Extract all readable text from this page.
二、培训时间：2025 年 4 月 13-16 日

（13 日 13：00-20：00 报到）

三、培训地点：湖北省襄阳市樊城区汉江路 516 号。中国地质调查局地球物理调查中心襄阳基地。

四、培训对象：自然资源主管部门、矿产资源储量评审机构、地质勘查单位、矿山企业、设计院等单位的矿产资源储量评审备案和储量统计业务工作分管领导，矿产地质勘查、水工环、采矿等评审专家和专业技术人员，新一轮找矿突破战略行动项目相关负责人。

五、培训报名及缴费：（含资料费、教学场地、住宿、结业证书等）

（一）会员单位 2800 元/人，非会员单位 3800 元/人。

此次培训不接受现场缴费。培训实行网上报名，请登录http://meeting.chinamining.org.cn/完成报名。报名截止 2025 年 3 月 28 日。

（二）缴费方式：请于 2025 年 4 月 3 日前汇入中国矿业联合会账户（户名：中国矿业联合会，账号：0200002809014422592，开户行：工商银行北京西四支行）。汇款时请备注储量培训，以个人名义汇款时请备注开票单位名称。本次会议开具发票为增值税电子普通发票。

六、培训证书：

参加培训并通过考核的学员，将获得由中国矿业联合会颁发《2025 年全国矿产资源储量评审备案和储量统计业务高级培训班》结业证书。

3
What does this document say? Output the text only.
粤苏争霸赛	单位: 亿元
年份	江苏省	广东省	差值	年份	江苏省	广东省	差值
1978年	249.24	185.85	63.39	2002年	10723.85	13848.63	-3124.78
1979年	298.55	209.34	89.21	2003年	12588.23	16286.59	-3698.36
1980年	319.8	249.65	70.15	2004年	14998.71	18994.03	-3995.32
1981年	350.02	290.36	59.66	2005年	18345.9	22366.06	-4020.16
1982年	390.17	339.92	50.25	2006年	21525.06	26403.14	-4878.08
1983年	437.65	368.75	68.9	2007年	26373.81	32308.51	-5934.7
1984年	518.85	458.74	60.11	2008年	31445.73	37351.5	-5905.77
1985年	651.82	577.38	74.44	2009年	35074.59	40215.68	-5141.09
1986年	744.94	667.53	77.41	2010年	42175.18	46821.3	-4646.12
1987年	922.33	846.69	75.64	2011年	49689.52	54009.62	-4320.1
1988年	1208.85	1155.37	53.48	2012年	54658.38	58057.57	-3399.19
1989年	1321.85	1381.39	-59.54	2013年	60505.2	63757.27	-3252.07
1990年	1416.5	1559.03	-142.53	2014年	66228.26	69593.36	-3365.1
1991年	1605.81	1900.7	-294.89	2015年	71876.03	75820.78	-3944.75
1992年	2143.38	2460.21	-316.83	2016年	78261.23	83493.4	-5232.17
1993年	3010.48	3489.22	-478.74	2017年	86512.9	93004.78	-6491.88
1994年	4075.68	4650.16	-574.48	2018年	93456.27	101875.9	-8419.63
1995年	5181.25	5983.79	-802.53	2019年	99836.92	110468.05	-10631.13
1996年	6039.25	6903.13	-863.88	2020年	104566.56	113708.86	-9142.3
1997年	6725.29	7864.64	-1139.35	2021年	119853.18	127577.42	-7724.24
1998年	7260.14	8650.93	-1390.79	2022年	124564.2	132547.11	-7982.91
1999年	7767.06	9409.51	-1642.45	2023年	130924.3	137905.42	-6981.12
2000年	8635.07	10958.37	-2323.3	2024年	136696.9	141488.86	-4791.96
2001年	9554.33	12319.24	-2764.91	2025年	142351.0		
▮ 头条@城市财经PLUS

Instruction ▸ Transcribe the material above word for word.

Answer in full ▸
Extract all readable text from this page.
二、培训时间：2025 年 4 月 13-16 日

（13 日 13：00-20：00 报到）

三、培训地点：湖北省襄阳市樊城区汉江路 516 号。中国地质调查局地球物理调查中心襄阳基地。

四、培训对象：自然资源主管部门、矿产资源储量评审机构、地质勘查单位、矿山企业、设计院等单位的矿产资源储量评审备案和储量统计业务工作分管领导，矿产地质勘查、水工环、采矿等评审专家和专业技术人员，新一轮找矿突破战略行动项目相关负责人。

五、培训报名及缴费：（含资料费、教学场地、住宿、结业证书等）

（一）会员单位 2800 元/人，非会员单位 3800 元/人。

此次培训不接受现场缴费。培训实行网上报名，请登录http://meeting.chinamining.org.cn/完成报名。报名截止 2025 年 3 月 28 日。

（二）缴费方式：请于 2025 年 4 月 3 日前汇入中国矿业联合会账户（户名：中国矿业联合会，账号：0200002809014422592，开户行：工商银行北京西四支行）。汇款时请备注储量培训，以个人名义汇款时请备注开票单位名称。本次会议开具发票为增值税电子普通发票。

六、培训证书：

参加培训并通过考核的学员，将获得由中国矿业联合会颁发《2025 年全国矿产资源储量评审备案和储量统计业务高级培训班》结业证书。

3
What does this document say? Output the text only.
粤苏争霸赛	单位: 亿元
年份	江苏省	广东省	差值	年份	江苏省	广东省	差值
1978年	249.24	185.85	63.39	2002年	10723.85	13848.63	-3124.78
1979年	298.55	209.34	89.21	2003年	12588.23	16286.59	-3698.36
1980年	319.8	249.65	70.15	2004年	14998.71	18994.03	-3995.32
1981年	350.02	290.36	59.66	2005年	18345.9	22366.06	-4020.16
1982年	390.17	339.92	50.25	2006年	21525.06	26403.14	-4878.08
1983年	437.65	368.75	68.9	2007年	26373.81	32308.51	-5934.7
1984年	518.85	458.74	60.11	2008年	31445.73	37351.5	-5905.77
1985年	651.82	577.38	74.44	2009年	35074.59	40215.68	-5141.09
1986年	744.94	667.53	77.41	2010年	42175.18	46821.3	-4646.12
1987年	922.33	846.69	75.64	2011年	49689.52	54009.62	-4320.1
1988年	1208.85	1155.37	53.48	2012年	54658.38	58057.57	-3399.19
1989年	1321.85	1381.39	-59.54	2013年	60505.2	63757.27	-3252.07
1990年	1416.5	1559.03	-142.53	2014年	66228.26	69593.36	-3365.1
1991年	1605.81	1900.7	-294.89	2015年	71876.03	75820.78	-3944.75
1992年	2143.38	2460.21	-316.83	2016年	78261.23	83493.4	-5232.17
1993年	3010.48	3489.22	-478.74	2017年	86512.9	93004.78	-6491.88
1994年	4075.68	4650.16	-574.48	2018年	93456.27	101875.9	-8419.63
1995年	5181.25	5983.79	-802.53	2019年	99836.92	110468.05	-10631.13
1996年	6039.25	6903.13	-863.88	2020年	104566.56	113708.86	-9142.3
1997年	6725.29	7864.64	-1139.35	2021年	119853.18	127577.42	-7724.24
1998年	7260.14	8650.93	-1390.79	2022年	124564.2	132547.11	-7982.91
1999年	7767.06	9409.51	-1642.45	2023年	130924.3	137905.42	-6981.12
2000年	8635.07	10958.37	-2323.3	2024年	136696.9	141488.86	-4791.96
2001年	9554.33	12319.24	-2764.91	2025年	142351.0		
▮ 头条@城市财经PLUS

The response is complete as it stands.